> **Text passage**
252.217-7005  Inspection and Manner of Doing Work.

As prescribed in 217.7104(a), use the following clause:

 

INSPECTION AND MANNER OF DOING WORK (JAN 1997)

 

      (a)  The Contractor shall perform work in accordance with the job order, any drawings and specifications made a part of the job order, and any change or modification issued under the Changes clause of the Master Agreement.

 

      (b)(1)  Except as provided in paragraph (b)(2) of this clause, and unless otherwise specifically provided in the job order, all operational practices of the Contractor and all workmanship, material, equipment, and articles used in the performance of work under the Master Agreement shall be in accordance with the best commercial marine practices and the rules and requirements of the American Bureau of Shipping, the U.S. Coast Guard, and the Institute of Electrical and Electronic Engineers, in effect at the time of Contractor's submission of bid (or acceptance of the job order, if negotiated).

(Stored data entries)
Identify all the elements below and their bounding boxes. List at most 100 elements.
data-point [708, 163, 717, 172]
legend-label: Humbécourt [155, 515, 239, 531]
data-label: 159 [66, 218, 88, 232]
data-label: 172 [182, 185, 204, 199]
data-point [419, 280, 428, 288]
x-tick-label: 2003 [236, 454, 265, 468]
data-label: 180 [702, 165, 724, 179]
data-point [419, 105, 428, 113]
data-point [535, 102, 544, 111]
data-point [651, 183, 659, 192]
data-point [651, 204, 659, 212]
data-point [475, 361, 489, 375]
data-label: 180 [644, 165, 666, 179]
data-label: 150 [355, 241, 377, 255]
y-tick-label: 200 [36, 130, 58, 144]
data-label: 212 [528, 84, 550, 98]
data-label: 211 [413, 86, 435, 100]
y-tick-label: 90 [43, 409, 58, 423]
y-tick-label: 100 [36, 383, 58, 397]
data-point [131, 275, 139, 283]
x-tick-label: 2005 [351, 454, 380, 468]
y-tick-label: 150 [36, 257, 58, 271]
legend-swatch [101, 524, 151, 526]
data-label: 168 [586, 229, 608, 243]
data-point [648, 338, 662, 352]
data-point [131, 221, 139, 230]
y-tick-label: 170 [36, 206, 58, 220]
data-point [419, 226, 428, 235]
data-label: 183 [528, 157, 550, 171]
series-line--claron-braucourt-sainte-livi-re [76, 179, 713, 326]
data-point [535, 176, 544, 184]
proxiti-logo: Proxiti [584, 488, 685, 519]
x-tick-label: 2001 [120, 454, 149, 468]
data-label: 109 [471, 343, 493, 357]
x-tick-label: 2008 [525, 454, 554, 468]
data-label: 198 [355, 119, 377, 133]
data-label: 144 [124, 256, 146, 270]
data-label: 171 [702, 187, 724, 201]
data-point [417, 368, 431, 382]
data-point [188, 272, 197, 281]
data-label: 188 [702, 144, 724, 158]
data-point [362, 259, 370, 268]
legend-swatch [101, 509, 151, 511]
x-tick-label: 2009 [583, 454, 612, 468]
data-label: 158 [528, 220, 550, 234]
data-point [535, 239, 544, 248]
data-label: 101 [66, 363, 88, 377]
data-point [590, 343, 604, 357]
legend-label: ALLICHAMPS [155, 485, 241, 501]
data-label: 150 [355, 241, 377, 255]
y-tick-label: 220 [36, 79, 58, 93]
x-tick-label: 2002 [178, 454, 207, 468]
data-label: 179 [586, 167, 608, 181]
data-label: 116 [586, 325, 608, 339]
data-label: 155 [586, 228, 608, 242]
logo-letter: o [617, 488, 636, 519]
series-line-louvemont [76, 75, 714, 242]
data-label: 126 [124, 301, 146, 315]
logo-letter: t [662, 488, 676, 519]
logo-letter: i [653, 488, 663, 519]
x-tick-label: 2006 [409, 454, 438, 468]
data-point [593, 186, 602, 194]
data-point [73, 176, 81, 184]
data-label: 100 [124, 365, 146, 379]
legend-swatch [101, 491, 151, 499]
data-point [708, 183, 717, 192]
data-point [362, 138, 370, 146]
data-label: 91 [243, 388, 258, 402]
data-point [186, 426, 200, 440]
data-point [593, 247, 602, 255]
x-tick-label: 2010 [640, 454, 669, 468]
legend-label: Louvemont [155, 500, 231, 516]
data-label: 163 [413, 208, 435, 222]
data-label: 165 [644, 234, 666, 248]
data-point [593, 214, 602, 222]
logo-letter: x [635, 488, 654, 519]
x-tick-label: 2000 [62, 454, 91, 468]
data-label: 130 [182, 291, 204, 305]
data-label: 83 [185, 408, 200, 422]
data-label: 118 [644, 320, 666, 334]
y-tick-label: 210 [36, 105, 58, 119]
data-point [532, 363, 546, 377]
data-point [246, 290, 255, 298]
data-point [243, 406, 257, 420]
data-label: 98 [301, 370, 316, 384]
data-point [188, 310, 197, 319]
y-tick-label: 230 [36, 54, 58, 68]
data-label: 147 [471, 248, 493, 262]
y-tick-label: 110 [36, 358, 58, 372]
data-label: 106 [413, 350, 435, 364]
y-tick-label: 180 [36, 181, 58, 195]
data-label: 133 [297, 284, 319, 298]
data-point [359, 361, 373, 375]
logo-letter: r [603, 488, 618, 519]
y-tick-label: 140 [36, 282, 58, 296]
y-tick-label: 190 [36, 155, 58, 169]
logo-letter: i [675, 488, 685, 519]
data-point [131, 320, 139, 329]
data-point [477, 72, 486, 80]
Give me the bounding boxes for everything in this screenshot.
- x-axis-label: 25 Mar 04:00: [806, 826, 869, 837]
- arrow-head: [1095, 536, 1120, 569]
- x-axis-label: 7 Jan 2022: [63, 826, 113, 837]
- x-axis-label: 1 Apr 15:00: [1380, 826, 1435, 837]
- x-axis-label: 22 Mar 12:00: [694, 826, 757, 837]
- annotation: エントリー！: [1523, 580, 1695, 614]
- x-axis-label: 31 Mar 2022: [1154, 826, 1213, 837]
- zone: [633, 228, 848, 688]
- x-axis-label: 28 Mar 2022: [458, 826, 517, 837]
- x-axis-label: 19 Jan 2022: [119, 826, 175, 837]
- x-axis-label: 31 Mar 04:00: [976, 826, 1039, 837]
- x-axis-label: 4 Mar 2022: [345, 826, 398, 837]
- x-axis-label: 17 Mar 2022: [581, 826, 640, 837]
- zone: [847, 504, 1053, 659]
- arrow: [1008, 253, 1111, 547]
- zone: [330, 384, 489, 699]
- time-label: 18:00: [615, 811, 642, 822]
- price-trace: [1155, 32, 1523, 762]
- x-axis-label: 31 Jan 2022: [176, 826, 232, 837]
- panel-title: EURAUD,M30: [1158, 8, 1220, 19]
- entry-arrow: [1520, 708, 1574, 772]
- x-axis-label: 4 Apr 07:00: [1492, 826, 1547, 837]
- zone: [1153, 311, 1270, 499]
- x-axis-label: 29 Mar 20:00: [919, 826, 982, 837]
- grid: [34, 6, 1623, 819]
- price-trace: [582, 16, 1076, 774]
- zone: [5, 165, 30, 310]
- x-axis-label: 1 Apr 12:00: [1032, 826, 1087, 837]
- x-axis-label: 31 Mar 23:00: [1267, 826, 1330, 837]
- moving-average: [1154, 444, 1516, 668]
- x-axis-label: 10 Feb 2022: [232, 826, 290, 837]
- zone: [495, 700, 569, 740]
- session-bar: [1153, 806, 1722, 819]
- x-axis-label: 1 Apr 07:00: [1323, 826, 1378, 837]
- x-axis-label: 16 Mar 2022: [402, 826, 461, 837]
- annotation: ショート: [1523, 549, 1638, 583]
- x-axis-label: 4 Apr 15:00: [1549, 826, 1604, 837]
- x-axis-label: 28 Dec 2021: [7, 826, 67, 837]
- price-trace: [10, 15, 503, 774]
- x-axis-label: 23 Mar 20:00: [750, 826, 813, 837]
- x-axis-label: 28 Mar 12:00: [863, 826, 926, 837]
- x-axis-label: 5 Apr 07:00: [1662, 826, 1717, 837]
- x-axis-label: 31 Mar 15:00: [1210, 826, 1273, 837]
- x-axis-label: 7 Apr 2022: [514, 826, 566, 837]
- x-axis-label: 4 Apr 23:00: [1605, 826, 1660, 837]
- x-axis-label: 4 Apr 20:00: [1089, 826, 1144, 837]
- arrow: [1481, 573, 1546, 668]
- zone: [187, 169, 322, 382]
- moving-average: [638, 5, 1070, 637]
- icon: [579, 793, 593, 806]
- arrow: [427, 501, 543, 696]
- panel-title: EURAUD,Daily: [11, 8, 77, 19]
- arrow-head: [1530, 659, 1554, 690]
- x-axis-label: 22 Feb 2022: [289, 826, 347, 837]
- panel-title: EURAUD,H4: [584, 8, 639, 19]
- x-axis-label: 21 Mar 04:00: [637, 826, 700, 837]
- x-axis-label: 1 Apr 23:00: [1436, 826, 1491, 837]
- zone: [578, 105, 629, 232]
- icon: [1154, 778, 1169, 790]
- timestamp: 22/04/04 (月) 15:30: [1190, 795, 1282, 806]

> **Work order 1**
From the inspection clause, extract the passage from "As prescribed in" up to and including "the Master Agreement.".
> **Work order 2**
In the inspection clause, whose rules and requirements must the Contractor's work and materials follow, besides the best commercial marine practices?
> **Work order 3**
Can you translate this sentence from the inspection clause into Spanish: "The Contractor shall perform work in accordance with the job order, any drawings and specifications made a part of the job order, and any change or modification issued under the Changes clause of the Master Agreement."

> **Expected answer 1**
As prescribed in 217.7104(a), use the following clause:

 

INSPECTION AND MANNER OF DOING WORK (JAN 1997)

 

      (a)  The Contractor shall perform work in accordance with the job order, any drawings and specifications made a part of the job order, and any change or modification issued under the Changes clause of the Master Agreement.

> **Expected answer 2**
The American Bureau of Shipping, the U.S. Coast Guard, and the Institute of Electrical and Electronic Engineers.

> **Expected answer 3**
El Contratista realizará el trabajo de conformidad con la orden de trabajo, con cualesquiera planos y especificaciones que formen parte de la orden de trabajo y con cualquier cambio o modificación emitido en virtud de la cláusula de Cambios del Acuerdo Maestro.